[Dataset rows]
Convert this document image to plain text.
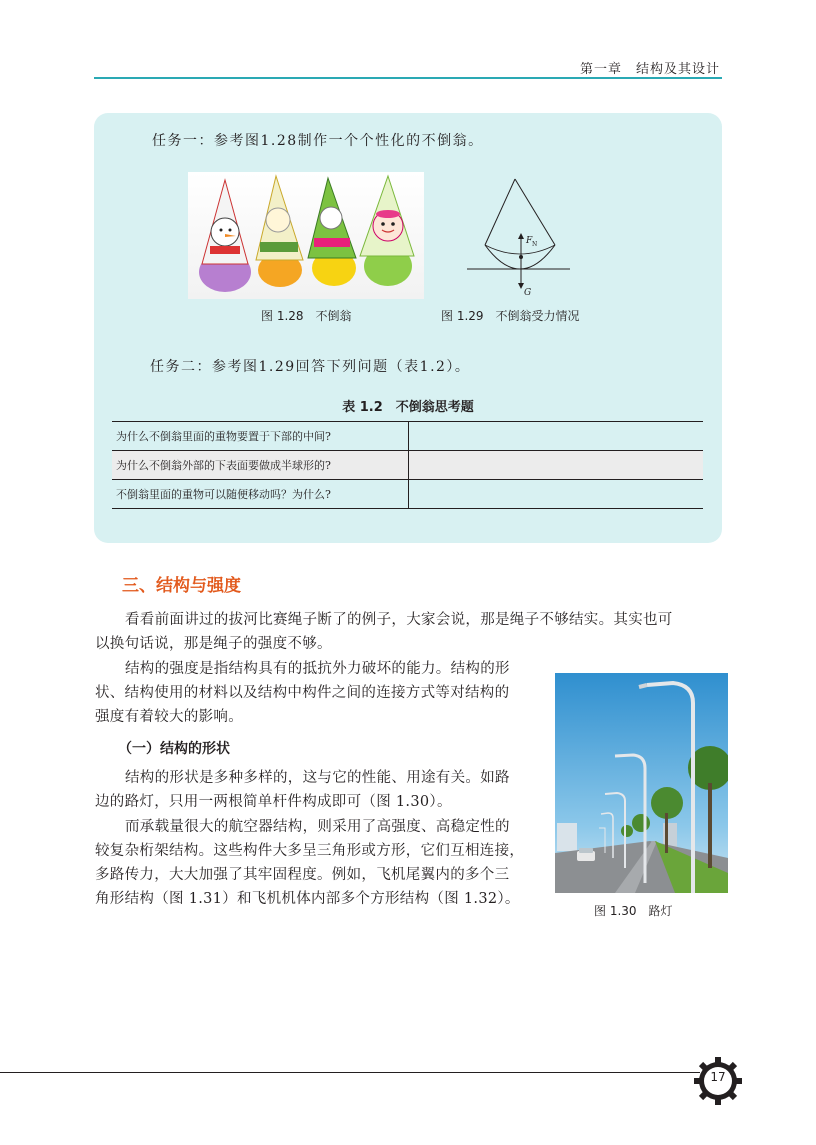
第一章　结构及其设计
任务一：参考图1.28制作一个个性化的不倒翁。
图 1.28　不倒翁
F N
G
图 1.29　不倒翁受力情况
任务二：参考图1.29回答下列问题（表1.2）。
表 1.2　不倒翁思考题
为什么不倒翁里面的重物要置于下部的中间?	
为什么不倒翁外部的下表面要做成半球形的?	
不倒翁里面的重物可以随便移动吗？为什么?	
三、结构与强度
看看前面讲过的拔河比赛绳子断了的例子，大家会说，那是绳子不够结实。其实也可
以换句话说，那是绳子的强度不够。
结构的强度是指结构具有的抵抗外力破坏的能力。结构的形
状、结构使用的材料以及结构中构件之间的连接方式等对结构的
强度有着较大的影响。
（一）结构的形状
结构的形状是多种多样的，这与它的性能、用途有关。如路
边的路灯，只用一两根简单杆件构成即可（图 1.30）。
而承载量很大的航空器结构，则采用了高强度、高稳定性的
较复杂桁架结构。这些构件大多呈三角形或方形，它们互相连接，
多路传力，大大加强了其牢固程度。例如，飞机尾翼内的多个三
角形结构（图 1.31）和飞机机体内部多个方形结构（图 1.32）。
图 1.30　路灯
17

# The problem
Pictures in the records above should not be copied. Repeat everything else exactly.

# Task solution
Convert this document image to plain text.
第一章　结构及其设计
任务一：参考图1.28制作一个个性化的不倒翁。
图 1.28　不倒翁
F N
G
图 1.29　不倒翁受力情况
任务二：参考图1.29回答下列问题（表1.2）。
表 1.2　不倒翁思考题
为什么不倒翁里面的重物要置于下部的中间?	
为什么不倒翁外部的下表面要做成半球形的?	
不倒翁里面的重物可以随便移动吗？为什么?	
三、结构与强度
看看前面讲过的拔河比赛绳子断了的例子，大家会说，那是绳子不够结实。其实也可
以换句话说，那是绳子的强度不够。
结构的强度是指结构具有的抵抗外力破坏的能力。结构的形
状、结构使用的材料以及结构中构件之间的连接方式等对结构的
强度有着较大的影响。
（一）结构的形状
结构的形状是多种多样的，这与它的性能、用途有关。如路
边的路灯，只用一两根简单杆件构成即可（图 1.30）。
而承载量很大的航空器结构，则采用了高强度、高稳定性的
较复杂桁架结构。这些构件大多呈三角形或方形，它们互相连接，
多路传力，大大加强了其牢固程度。例如，飞机尾翼内的多个三
角形结构（图 1.31）和飞机机体内部多个方形结构（图 1.32）。
图 1.30　路灯
17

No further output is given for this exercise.